> What the task requires: Transcribe every record that appears below, exactly and in full.

▬▬▬

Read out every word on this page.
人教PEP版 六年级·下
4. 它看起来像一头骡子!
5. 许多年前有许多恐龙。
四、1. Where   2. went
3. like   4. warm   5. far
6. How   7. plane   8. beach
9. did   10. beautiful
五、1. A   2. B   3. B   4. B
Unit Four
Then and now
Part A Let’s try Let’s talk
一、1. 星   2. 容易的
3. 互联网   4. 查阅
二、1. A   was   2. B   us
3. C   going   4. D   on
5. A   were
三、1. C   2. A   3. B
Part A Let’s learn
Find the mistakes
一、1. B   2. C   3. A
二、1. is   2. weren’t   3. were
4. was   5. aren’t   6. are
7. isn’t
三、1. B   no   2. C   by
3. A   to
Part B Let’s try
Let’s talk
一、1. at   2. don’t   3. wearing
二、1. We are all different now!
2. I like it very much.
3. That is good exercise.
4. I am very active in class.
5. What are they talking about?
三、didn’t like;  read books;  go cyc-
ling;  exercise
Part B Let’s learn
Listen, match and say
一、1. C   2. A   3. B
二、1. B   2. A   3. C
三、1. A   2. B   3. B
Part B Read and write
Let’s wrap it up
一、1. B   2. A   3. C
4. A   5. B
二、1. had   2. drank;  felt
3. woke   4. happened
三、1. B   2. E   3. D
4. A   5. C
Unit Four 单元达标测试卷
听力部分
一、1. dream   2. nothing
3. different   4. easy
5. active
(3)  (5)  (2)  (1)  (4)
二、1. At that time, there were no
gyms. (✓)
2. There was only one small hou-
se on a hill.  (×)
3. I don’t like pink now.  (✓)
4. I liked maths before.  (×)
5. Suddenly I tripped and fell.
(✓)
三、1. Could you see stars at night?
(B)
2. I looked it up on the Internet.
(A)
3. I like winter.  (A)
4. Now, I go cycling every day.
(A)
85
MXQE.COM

▬▬▬

> The answer:
Read out every word on this page.
人教PEP版 六年级·下
4. 它看起来像一头骡子!
5. 许多年前有许多恐龙。
四、1. Where   2. went
3. like   4. warm   5. far
6. How   7. plane   8. beach
9. did   10. beautiful
五、1. A   2. B   3. B   4. B
Unit Four
Then and now
Part A Let’s try Let’s talk
一、1. 星   2. 容易的
3. 互联网   4. 查阅
二、1. A   was   2. B   us
3. C   going   4. D   on
5. A   were
三、1. C   2. A   3. B
Part A Let’s learn
Find the mistakes
一、1. B   2. C   3. A
二、1. is   2. weren’t   3. were
4. was   5. aren’t   6. are
7. isn’t
三、1. B   no   2. C   by
3. A   to
Part B Let’s try
Let’s talk
一、1. at   2. don’t   3. wearing
二、1. We are all different now!
2. I like it very much.
3. That is good exercise.
4. I am very active in class.
5. What are they talking about?
三、didn’t like;  read books;  go cyc-
ling;  exercise
Part B Let’s learn
Listen, match and say
一、1. C   2. A   3. B
二、1. B   2. A   3. C
三、1. A   2. B   3. B
Part B Read and write
Let’s wrap it up
一、1. B   2. A   3. C
4. A   5. B
二、1. had   2. drank;  felt
3. woke   4. happened
三、1. B   2. E   3. D
4. A   5. C
Unit Four 单元达标测试卷
听力部分
一、1. dream   2. nothing
3. different   4. easy
5. active
(3)  (5)  (2)  (1)  (4)
二、1. At that time, there were no
gyms. (✓)
2. There was only one small hou-
se on a hill.  (×)
3. I don’t like pink now.  (✓)
4. I liked maths before.  (×)
5. Suddenly I tripped and fell.
(✓)
三、1. Could you see stars at night?
(B)
2. I looked it up on the Internet.
(A)
3. I like winter.  (A)
4. Now, I go cycling every day.
(A)
85
MXQE.COM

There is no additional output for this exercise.